Given instruction
Extract each line of the data and write it out again exactly.
====== Given information ======
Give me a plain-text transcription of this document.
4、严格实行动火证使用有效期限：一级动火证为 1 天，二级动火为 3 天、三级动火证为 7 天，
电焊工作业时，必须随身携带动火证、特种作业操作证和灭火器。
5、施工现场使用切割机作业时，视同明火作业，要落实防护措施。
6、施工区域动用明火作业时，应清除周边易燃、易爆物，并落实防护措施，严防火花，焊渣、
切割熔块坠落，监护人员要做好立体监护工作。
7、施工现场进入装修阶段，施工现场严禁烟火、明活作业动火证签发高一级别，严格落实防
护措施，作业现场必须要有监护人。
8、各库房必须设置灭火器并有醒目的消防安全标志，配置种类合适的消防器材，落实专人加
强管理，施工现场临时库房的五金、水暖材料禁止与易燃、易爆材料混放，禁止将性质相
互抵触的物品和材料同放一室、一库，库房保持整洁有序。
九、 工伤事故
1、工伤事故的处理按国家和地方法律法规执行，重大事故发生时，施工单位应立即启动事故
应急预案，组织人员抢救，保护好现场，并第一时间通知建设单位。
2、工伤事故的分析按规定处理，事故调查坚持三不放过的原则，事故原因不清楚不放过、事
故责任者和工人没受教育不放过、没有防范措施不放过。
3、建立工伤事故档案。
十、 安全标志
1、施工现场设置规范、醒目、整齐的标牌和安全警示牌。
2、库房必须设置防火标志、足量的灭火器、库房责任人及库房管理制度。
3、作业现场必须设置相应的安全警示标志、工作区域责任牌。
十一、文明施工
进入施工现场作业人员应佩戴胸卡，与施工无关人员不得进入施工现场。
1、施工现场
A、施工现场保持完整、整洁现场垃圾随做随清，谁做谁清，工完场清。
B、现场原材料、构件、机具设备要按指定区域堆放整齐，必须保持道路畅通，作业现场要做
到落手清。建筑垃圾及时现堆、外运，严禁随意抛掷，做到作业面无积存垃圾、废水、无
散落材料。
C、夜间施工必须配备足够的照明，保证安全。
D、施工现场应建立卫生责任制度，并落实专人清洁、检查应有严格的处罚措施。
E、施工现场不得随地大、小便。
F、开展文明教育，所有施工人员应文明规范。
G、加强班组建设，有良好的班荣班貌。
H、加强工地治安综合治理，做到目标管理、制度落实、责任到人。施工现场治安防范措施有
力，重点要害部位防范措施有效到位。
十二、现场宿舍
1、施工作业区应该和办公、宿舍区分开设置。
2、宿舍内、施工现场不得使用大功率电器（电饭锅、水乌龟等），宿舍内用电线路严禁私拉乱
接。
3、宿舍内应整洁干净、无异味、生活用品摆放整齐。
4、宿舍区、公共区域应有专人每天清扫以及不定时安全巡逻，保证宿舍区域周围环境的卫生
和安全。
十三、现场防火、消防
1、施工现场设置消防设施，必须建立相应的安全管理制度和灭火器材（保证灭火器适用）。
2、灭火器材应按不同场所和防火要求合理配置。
======
Task solution
Give me a plain-text transcription of this document.
4、严格实行动火证使用有效期限：一级动火证为 1 天，二级动火为 3 天、三级动火证为 7 天，
电焊工作业时，必须随身携带动火证、特种作业操作证和灭火器。
5、施工现场使用切割机作业时，视同明火作业，要落实防护措施。
6、施工区域动用明火作业时，应清除周边易燃、易爆物，并落实防护措施，严防火花，焊渣、
切割熔块坠落，监护人员要做好立体监护工作。
7、施工现场进入装修阶段，施工现场严禁烟火、明活作业动火证签发高一级别，严格落实防
护措施，作业现场必须要有监护人。
8、各库房必须设置灭火器并有醒目的消防安全标志，配置种类合适的消防器材，落实专人加
强管理，施工现场临时库房的五金、水暖材料禁止与易燃、易爆材料混放，禁止将性质相
互抵触的物品和材料同放一室、一库，库房保持整洁有序。
九、 工伤事故
1、工伤事故的处理按国家和地方法律法规执行，重大事故发生时，施工单位应立即启动事故
应急预案，组织人员抢救，保护好现场，并第一时间通知建设单位。
2、工伤事故的分析按规定处理，事故调查坚持三不放过的原则，事故原因不清楚不放过、事
故责任者和工人没受教育不放过、没有防范措施不放过。
3、建立工伤事故档案。
十、 安全标志
1、施工现场设置规范、醒目、整齐的标牌和安全警示牌。
2、库房必须设置防火标志、足量的灭火器、库房责任人及库房管理制度。
3、作业现场必须设置相应的安全警示标志、工作区域责任牌。
十一、文明施工
进入施工现场作业人员应佩戴胸卡，与施工无关人员不得进入施工现场。
1、施工现场
A、施工现场保持完整、整洁现场垃圾随做随清，谁做谁清，工完场清。
B、现场原材料、构件、机具设备要按指定区域堆放整齐，必须保持道路畅通，作业现场要做
到落手清。建筑垃圾及时现堆、外运，严禁随意抛掷，做到作业面无积存垃圾、废水、无
散落材料。
C、夜间施工必须配备足够的照明，保证安全。
D、施工现场应建立卫生责任制度，并落实专人清洁、检查应有严格的处罚措施。
E、施工现场不得随地大、小便。
F、开展文明教育，所有施工人员应文明规范。
G、加强班组建设，有良好的班荣班貌。
H、加强工地治安综合治理，做到目标管理、制度落实、责任到人。施工现场治安防范措施有
力，重点要害部位防范措施有效到位。
十二、现场宿舍
1、施工作业区应该和办公、宿舍区分开设置。
2、宿舍内、施工现场不得使用大功率电器（电饭锅、水乌龟等），宿舍内用电线路严禁私拉乱
接。
3、宿舍内应整洁干净、无异味、生活用品摆放整齐。
4、宿舍区、公共区域应有专人每天清扫以及不定时安全巡逻，保证宿舍区域周围环境的卫生
和安全。
十三、现场防火、消防
1、施工现场设置消防设施，必须建立相应的安全管理制度和灭火器材（保证灭火器适用）。
2、灭火器材应按不同场所和防火要求合理配置。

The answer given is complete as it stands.